## Task directions
Find each line with the word "type" and state how many there are, nothing more.

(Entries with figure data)
▬▬▬

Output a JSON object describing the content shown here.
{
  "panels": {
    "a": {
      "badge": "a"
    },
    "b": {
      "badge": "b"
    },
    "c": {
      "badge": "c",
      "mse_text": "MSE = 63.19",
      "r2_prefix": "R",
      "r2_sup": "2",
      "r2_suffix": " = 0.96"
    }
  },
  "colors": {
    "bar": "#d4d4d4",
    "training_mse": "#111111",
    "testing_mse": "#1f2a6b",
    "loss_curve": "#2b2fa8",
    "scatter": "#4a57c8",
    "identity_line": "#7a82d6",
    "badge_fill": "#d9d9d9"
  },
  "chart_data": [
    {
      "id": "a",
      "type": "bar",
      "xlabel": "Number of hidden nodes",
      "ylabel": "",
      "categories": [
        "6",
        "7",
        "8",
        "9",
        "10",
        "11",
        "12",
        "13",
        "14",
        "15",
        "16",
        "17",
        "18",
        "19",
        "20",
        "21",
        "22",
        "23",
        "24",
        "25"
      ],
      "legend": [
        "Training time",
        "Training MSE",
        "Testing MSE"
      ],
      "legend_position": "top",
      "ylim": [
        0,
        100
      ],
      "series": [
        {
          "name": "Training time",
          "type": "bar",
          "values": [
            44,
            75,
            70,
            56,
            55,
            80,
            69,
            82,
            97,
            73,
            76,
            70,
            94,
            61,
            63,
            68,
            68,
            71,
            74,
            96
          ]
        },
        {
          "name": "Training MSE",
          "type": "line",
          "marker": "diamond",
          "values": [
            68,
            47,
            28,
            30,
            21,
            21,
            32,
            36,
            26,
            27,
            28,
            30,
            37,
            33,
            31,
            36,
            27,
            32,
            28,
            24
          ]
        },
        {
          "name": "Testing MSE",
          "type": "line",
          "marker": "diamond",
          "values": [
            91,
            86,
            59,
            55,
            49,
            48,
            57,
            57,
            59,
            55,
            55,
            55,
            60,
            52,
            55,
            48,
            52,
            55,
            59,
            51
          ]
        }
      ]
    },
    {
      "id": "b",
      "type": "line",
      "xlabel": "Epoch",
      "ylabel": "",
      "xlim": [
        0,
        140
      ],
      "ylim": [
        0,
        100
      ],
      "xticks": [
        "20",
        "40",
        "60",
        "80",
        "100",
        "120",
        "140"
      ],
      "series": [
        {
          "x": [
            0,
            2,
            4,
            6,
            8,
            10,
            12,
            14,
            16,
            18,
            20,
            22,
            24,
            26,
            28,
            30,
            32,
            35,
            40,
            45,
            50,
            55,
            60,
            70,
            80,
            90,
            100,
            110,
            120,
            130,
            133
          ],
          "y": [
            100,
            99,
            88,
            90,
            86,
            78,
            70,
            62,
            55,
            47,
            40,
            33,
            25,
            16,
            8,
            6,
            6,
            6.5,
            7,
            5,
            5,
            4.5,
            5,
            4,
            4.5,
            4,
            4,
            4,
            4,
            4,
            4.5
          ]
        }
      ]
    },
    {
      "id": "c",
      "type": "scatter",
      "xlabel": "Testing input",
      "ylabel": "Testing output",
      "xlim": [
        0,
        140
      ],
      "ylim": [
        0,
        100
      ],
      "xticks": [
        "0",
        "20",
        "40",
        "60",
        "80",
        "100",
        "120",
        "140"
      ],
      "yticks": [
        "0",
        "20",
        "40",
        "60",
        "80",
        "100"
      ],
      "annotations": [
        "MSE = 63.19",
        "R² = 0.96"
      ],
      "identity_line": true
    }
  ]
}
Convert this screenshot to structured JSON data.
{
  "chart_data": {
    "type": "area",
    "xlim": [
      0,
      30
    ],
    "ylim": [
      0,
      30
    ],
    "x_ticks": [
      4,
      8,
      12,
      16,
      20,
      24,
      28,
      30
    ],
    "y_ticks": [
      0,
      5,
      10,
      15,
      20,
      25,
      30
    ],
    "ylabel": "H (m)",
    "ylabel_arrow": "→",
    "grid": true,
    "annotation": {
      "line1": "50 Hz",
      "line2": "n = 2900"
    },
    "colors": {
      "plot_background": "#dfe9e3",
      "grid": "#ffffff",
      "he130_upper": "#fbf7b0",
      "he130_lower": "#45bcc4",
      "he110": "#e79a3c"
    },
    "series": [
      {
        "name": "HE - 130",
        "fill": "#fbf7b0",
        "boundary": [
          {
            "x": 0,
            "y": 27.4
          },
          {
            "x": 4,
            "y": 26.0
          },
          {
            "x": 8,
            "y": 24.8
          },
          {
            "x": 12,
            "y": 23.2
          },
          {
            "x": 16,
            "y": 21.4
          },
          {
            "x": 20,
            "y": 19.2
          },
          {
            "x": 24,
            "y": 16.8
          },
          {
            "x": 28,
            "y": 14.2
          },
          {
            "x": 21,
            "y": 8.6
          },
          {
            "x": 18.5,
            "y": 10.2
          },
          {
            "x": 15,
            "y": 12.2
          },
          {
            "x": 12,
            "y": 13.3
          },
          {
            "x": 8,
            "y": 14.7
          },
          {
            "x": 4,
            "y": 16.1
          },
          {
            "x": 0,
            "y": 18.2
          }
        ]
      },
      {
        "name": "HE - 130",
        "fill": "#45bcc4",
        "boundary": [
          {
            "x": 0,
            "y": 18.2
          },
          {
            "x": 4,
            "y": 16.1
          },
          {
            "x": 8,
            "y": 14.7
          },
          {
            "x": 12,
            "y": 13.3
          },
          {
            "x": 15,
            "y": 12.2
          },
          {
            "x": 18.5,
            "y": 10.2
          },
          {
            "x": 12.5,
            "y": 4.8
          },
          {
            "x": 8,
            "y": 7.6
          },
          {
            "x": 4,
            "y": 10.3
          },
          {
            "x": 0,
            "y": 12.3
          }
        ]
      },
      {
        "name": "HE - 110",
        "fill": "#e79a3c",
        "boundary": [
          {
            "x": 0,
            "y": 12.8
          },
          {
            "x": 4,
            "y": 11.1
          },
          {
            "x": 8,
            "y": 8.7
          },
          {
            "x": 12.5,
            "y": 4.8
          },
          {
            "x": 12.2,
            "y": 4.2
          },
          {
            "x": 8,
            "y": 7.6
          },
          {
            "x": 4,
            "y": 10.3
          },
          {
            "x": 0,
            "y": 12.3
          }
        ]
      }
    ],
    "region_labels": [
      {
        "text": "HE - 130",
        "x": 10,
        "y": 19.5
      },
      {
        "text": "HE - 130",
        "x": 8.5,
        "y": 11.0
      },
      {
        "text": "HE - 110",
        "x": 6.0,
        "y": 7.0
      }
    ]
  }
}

▬▬▬

## Response
7